**DIRECTIONS**: In the data below, locate each line with the word "disturbed" and list it.

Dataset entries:
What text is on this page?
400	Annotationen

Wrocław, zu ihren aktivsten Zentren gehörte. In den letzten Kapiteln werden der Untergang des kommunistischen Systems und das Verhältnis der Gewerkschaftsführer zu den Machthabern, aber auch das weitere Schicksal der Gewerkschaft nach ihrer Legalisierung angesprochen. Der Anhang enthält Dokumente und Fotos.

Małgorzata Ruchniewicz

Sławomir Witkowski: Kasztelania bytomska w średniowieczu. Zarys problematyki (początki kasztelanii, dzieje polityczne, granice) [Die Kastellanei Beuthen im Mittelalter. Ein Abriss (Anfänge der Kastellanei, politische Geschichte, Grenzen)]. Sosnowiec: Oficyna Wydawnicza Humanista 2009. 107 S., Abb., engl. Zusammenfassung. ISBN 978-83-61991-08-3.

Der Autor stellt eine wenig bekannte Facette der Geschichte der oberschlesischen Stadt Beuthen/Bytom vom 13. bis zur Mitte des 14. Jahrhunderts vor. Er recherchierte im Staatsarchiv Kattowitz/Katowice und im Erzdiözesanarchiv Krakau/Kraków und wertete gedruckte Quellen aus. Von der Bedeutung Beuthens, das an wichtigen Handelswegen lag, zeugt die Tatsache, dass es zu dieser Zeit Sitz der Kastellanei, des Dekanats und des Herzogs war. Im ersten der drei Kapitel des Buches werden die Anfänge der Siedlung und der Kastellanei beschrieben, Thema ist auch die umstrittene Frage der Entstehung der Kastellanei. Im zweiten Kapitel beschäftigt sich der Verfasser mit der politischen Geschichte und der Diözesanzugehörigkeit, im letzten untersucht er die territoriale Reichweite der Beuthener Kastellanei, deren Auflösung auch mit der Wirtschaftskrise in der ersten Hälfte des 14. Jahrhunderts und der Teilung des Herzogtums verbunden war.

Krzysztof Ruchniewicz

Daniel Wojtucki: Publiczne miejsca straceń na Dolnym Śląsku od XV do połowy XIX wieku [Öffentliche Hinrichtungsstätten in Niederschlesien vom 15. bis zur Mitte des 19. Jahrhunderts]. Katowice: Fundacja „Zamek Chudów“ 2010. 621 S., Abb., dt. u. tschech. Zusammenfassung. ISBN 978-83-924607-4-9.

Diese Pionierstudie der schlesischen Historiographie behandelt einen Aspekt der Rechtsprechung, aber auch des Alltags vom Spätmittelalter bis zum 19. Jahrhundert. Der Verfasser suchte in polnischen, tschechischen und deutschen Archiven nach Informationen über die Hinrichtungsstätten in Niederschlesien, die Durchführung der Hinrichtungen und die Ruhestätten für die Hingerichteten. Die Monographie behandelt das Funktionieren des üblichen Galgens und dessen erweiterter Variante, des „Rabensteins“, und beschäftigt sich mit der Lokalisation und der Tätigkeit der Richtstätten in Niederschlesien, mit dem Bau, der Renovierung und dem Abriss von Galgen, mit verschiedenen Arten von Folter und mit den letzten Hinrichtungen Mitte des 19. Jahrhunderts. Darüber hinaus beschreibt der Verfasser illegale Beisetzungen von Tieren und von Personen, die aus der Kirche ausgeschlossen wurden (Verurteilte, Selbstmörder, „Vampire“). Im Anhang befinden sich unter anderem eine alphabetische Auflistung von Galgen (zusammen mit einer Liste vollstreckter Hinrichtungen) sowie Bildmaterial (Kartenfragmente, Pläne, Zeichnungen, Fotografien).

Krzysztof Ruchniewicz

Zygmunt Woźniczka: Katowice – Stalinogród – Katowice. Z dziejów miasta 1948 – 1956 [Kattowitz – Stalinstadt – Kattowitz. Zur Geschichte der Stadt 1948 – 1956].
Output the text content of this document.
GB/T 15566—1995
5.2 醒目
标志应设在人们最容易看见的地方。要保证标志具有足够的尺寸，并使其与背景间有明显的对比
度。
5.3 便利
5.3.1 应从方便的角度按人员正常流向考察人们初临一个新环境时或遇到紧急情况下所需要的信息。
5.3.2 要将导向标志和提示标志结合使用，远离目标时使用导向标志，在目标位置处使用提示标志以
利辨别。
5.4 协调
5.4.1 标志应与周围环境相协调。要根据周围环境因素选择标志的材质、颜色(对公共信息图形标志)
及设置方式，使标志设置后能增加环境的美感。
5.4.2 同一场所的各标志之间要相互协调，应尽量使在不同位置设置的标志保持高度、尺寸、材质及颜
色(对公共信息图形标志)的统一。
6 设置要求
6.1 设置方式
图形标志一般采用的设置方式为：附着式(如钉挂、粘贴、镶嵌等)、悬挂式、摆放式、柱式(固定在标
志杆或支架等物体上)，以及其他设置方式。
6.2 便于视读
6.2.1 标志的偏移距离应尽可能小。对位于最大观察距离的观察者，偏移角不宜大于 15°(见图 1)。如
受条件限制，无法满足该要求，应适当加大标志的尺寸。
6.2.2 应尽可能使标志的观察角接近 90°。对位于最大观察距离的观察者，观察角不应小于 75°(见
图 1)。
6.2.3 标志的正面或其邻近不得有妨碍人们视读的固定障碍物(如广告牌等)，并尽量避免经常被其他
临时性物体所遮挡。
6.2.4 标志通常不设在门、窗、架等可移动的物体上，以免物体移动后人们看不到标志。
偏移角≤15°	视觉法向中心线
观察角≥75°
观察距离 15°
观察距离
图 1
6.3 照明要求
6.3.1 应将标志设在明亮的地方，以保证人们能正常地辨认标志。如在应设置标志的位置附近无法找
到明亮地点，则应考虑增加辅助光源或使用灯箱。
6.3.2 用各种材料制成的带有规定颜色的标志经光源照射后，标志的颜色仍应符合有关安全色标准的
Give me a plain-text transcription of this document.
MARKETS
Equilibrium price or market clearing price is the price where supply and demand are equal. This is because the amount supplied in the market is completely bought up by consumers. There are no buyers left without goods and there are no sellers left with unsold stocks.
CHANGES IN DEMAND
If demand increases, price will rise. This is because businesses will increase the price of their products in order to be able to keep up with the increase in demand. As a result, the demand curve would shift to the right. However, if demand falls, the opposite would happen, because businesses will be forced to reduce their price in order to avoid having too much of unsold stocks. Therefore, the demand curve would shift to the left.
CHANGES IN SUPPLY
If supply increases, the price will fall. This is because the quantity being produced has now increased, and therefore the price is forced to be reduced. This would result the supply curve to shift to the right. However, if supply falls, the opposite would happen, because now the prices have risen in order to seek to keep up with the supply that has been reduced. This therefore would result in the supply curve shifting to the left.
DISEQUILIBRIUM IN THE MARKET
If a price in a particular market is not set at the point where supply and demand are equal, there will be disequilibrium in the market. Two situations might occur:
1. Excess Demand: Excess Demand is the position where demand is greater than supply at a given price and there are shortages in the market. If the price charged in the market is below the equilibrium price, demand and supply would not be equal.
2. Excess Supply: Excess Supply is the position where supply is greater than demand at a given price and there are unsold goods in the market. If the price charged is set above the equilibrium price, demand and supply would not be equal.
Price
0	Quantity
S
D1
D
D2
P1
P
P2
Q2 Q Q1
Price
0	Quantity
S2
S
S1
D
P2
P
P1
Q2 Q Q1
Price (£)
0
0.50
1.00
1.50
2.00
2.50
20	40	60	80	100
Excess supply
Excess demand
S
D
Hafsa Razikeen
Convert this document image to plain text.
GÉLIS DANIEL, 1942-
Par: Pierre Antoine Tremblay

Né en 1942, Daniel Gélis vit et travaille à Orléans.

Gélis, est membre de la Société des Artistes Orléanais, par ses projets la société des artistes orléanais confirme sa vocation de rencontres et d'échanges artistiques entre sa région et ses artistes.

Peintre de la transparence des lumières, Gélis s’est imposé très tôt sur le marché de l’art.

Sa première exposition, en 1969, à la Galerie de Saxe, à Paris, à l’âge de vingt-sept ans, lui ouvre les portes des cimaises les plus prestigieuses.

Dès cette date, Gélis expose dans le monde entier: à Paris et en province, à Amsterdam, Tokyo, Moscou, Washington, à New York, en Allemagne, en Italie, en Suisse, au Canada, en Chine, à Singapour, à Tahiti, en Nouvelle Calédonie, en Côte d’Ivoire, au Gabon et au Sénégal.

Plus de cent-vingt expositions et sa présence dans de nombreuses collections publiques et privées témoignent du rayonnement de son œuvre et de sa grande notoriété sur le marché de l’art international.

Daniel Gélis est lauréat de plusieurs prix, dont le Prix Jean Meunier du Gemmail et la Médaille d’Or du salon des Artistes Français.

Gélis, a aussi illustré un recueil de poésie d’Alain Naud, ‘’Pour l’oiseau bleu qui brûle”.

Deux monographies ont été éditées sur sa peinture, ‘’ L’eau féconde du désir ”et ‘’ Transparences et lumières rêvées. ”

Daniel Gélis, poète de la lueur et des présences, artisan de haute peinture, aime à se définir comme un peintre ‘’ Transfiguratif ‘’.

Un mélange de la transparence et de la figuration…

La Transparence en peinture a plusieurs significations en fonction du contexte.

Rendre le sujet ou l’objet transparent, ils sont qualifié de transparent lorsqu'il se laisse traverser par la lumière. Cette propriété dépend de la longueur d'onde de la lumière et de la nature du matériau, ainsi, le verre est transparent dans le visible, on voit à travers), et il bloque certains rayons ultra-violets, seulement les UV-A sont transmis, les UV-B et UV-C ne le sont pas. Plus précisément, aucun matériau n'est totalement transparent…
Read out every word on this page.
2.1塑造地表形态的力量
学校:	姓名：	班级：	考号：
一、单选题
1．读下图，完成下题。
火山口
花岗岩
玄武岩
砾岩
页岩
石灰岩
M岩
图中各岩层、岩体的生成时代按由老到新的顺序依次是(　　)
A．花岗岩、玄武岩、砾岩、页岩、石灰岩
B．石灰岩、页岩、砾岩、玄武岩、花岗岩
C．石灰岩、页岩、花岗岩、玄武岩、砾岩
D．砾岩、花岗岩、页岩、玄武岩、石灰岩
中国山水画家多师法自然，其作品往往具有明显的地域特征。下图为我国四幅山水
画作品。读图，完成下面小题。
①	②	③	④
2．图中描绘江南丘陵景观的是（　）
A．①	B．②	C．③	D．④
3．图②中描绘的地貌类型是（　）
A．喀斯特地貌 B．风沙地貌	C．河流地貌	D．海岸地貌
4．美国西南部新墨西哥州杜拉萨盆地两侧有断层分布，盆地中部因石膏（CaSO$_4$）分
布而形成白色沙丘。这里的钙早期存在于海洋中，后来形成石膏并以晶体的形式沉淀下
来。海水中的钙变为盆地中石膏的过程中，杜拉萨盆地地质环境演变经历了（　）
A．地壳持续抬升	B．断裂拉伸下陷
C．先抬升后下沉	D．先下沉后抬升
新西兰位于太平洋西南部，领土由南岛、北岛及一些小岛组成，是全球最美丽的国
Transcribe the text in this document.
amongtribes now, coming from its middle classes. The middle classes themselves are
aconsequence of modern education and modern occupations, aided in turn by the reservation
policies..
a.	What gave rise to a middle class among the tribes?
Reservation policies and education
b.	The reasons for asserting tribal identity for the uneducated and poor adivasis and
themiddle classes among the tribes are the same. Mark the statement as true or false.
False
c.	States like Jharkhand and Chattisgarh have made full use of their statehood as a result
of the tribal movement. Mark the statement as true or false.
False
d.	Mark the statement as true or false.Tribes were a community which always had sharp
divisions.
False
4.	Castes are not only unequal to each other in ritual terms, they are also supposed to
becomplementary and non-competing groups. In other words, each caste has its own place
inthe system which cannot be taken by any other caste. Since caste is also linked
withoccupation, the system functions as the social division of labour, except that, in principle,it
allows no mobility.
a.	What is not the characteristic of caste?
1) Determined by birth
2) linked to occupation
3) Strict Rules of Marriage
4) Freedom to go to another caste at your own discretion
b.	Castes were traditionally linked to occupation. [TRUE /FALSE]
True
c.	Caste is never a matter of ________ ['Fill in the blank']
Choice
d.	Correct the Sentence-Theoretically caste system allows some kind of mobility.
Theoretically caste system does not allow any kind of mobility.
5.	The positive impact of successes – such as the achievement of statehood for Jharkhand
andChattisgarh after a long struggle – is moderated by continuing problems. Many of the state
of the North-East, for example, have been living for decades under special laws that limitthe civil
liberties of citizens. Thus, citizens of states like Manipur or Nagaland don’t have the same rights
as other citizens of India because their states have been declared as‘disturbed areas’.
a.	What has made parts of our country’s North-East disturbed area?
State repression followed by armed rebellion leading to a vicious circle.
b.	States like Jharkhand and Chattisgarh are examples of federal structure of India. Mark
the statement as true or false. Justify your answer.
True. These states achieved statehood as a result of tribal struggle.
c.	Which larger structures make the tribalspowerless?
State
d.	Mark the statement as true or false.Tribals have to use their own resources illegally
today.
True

**WRITTEN REPLY**:
as other citizens of India because their states have been declared as‘disturbed areas’.
a.	What has made parts of our country’s North-East disturbed area?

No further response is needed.